RECORD EXCERPTS:
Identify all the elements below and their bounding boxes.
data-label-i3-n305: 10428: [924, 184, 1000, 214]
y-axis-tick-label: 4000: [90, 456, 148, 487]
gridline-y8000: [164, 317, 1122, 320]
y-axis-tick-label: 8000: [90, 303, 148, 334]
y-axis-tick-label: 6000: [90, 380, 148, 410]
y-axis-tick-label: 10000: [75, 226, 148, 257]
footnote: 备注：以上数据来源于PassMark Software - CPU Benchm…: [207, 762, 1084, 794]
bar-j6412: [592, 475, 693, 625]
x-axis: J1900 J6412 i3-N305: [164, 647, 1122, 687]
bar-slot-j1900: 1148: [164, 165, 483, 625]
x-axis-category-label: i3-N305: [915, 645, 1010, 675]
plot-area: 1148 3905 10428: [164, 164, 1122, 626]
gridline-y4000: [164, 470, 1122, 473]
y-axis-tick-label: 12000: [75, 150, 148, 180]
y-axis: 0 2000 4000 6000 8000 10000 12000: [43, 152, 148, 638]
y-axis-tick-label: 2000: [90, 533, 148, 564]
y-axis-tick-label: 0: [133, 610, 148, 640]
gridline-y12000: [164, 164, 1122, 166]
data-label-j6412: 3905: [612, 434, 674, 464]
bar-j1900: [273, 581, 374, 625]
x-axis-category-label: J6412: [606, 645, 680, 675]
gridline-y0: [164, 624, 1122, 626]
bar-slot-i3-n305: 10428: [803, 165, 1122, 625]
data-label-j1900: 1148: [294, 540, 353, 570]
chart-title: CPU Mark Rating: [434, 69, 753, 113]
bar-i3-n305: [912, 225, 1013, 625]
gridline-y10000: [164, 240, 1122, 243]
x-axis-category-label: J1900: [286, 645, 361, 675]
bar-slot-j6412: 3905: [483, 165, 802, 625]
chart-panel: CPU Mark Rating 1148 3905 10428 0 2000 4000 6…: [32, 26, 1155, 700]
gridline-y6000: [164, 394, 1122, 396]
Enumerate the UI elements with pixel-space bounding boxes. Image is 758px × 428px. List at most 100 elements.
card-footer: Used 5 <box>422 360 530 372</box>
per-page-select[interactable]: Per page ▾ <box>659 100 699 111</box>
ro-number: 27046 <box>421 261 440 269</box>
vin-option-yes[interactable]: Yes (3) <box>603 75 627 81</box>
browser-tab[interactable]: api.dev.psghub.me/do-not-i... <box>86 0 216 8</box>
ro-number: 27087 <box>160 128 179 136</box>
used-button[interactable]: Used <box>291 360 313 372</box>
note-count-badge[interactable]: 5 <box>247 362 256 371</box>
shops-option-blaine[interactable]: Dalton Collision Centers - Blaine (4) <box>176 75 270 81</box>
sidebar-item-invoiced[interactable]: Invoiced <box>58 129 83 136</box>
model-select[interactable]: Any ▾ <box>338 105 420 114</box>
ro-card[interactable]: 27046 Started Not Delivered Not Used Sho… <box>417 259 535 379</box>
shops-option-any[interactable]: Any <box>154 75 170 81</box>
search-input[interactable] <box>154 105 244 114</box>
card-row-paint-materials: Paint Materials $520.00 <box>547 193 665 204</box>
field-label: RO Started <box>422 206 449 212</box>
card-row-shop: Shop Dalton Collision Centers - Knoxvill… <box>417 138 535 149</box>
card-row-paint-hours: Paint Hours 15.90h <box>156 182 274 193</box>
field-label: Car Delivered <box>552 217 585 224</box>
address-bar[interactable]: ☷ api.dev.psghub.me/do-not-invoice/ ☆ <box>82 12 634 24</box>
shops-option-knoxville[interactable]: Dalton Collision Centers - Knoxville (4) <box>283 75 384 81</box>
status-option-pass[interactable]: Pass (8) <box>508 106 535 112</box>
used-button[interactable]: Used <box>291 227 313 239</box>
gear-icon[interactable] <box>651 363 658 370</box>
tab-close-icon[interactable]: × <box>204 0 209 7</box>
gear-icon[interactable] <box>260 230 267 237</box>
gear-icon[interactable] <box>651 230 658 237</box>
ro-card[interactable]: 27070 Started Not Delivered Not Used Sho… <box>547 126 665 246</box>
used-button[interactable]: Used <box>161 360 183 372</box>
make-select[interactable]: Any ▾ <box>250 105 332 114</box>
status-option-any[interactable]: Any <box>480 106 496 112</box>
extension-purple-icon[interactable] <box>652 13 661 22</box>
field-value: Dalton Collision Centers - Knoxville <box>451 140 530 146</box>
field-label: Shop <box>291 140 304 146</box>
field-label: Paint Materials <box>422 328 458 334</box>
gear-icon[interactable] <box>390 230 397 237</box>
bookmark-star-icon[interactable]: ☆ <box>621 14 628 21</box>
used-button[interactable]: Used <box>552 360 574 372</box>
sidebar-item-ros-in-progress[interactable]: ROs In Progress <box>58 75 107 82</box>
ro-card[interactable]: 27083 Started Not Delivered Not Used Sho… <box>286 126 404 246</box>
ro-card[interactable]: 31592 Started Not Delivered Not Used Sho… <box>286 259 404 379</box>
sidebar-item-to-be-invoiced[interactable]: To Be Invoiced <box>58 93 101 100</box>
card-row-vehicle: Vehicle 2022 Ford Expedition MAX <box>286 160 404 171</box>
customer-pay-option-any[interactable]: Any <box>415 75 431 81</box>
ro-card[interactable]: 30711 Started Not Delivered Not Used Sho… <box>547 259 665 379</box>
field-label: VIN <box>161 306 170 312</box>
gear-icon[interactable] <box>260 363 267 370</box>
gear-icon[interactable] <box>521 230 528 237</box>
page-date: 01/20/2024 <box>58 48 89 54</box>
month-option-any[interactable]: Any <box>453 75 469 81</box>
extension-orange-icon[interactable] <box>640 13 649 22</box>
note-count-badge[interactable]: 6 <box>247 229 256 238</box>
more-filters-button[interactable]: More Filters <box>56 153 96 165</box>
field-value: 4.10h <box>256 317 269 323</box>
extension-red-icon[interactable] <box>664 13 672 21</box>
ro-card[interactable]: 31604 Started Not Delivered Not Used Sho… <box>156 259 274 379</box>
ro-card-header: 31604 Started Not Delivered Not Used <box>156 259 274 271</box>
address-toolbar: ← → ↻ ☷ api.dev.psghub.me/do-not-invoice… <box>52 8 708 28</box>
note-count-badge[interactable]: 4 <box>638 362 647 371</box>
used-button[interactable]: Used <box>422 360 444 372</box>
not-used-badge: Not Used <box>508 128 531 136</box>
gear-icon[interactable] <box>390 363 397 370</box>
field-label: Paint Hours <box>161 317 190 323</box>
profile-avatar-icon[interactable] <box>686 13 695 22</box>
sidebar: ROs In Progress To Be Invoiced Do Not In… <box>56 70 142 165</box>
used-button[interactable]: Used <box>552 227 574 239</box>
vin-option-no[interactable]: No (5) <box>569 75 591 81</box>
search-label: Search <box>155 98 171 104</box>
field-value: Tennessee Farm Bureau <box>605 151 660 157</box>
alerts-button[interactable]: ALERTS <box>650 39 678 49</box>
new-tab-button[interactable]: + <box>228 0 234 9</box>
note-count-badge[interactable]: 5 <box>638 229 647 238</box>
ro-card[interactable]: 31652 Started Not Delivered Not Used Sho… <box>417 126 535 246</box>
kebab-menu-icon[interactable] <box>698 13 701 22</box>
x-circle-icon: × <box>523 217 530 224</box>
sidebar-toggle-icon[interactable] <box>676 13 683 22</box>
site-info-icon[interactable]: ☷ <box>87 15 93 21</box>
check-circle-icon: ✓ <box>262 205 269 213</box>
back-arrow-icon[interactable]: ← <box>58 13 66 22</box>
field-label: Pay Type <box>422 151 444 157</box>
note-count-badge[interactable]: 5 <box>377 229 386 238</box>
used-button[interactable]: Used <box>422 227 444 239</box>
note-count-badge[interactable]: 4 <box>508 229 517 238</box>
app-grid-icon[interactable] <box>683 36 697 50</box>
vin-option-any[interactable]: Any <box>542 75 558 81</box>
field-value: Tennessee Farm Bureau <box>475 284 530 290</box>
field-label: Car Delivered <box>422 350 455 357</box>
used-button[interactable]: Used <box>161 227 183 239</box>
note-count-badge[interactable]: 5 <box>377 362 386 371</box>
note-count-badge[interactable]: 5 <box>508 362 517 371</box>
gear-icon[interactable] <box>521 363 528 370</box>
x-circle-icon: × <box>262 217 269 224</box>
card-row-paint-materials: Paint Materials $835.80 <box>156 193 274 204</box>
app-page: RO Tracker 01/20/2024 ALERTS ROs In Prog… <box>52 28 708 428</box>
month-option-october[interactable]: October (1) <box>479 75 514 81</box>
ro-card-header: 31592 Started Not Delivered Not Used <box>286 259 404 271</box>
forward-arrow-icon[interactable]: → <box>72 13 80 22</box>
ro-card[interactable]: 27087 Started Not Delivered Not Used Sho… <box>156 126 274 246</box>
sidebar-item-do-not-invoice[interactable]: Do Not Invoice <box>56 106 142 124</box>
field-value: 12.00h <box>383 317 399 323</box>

INSTRUCTIONS TO FOLLOW: Update the records from the first line through the line containing "x-axis-category-label: i3-N305: [915, 645, 1010, 675]", inclusive, replacing "y-axis-tick-label" with "y-tick-label" and changing nothing else; return only those lines.

COMPLETED EXERCISE:
Identify all the elements below and their bounding boxes.
data-label-i3-n305: 10428: [924, 184, 1000, 214]
y-tick-label: 4000: [90, 456, 148, 487]
gridline-y8000: [164, 317, 1122, 320]
y-tick-label: 8000: [90, 303, 148, 334]
y-tick-label: 6000: [90, 380, 148, 410]
y-tick-label: 10000: [75, 226, 148, 257]
footnote: 备注：以上数据来源于PassMark Software - CPU Benchm…: [207, 762, 1084, 794]
bar-j6412: [592, 475, 693, 625]
x-axis: J1900 J6412 i3-N305: [164, 647, 1122, 687]
bar-slot-j1900: 1148: [164, 165, 483, 625]
x-axis-category-label: i3-N305: [915, 645, 1010, 675]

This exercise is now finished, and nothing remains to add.